• [Requirements]: Show only lines that include "Пирожки".

• [Data provided]:
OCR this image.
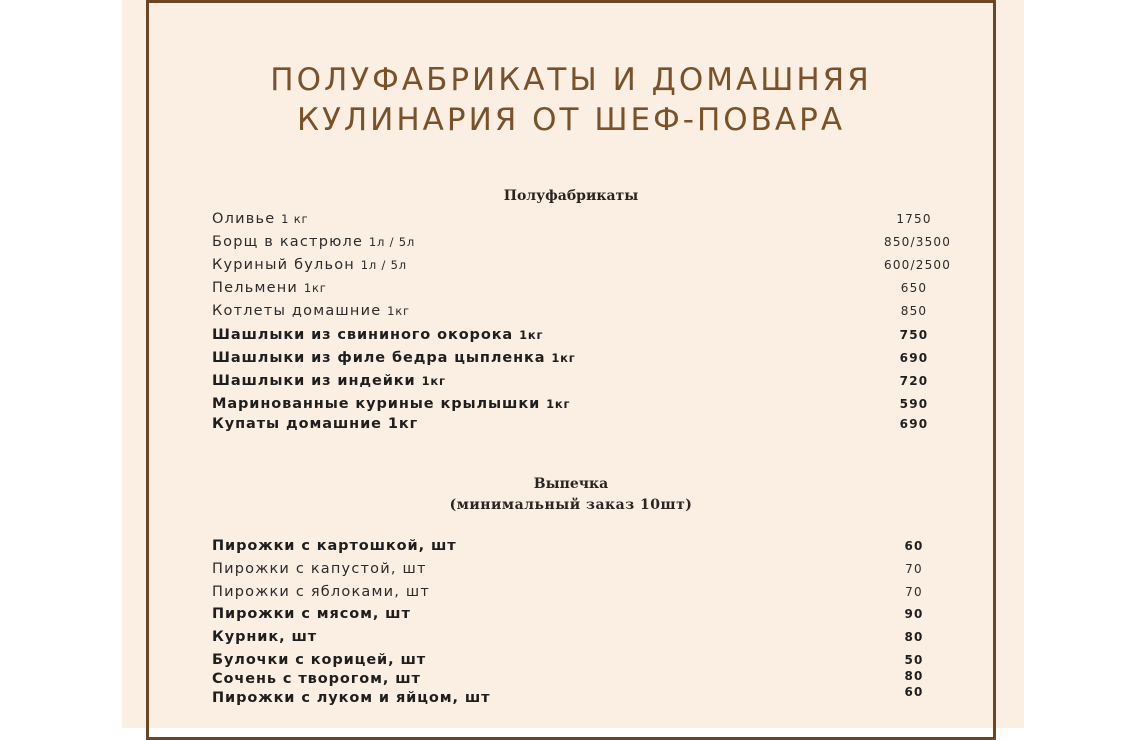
ПОЛУФАБРИКАТЫ И ДОМАШНЯЯ
КУЛИНАРИЯ ОТ ШЕФ-ПОВАРА
Полуфабрикаты
Оливье 1 кг	1750
Борщ в кастрюле 1л / 5л	850/3500
Куриный бульон 1л / 5л	600/2500
Пельмени 1кг	650
Котлеты домашние 1кг	850
Шашлыки из свининого окорока 1кг	750
Шашлыки из филе бедра цыпленка 1кг	690
Шашлыки из индейки 1кг	720
Маринованные куриные крылышки 1кг	590
Купаты домашние 1кг	690
Выпечка
(минимальный заказ 10шт)
Пирожки с картошкой, шт	60
Пирожки с капустой, шт	70
Пирожки с яблоками, шт	70
Пирожки с мясом, шт	90
Курник, шт	80
Булочки с корицей, шт	50
Сочень с творогом, шт	80
Пирожки с луком и яйцом, шт	60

• [Complete answer]:
Пирожки с картошкой, шт	60
Пирожки с капустой, шт	70
Пирожки с яблоками, шт	70
Пирожки с мясом, шт	90
Пирожки с луком и яйцом, шт	60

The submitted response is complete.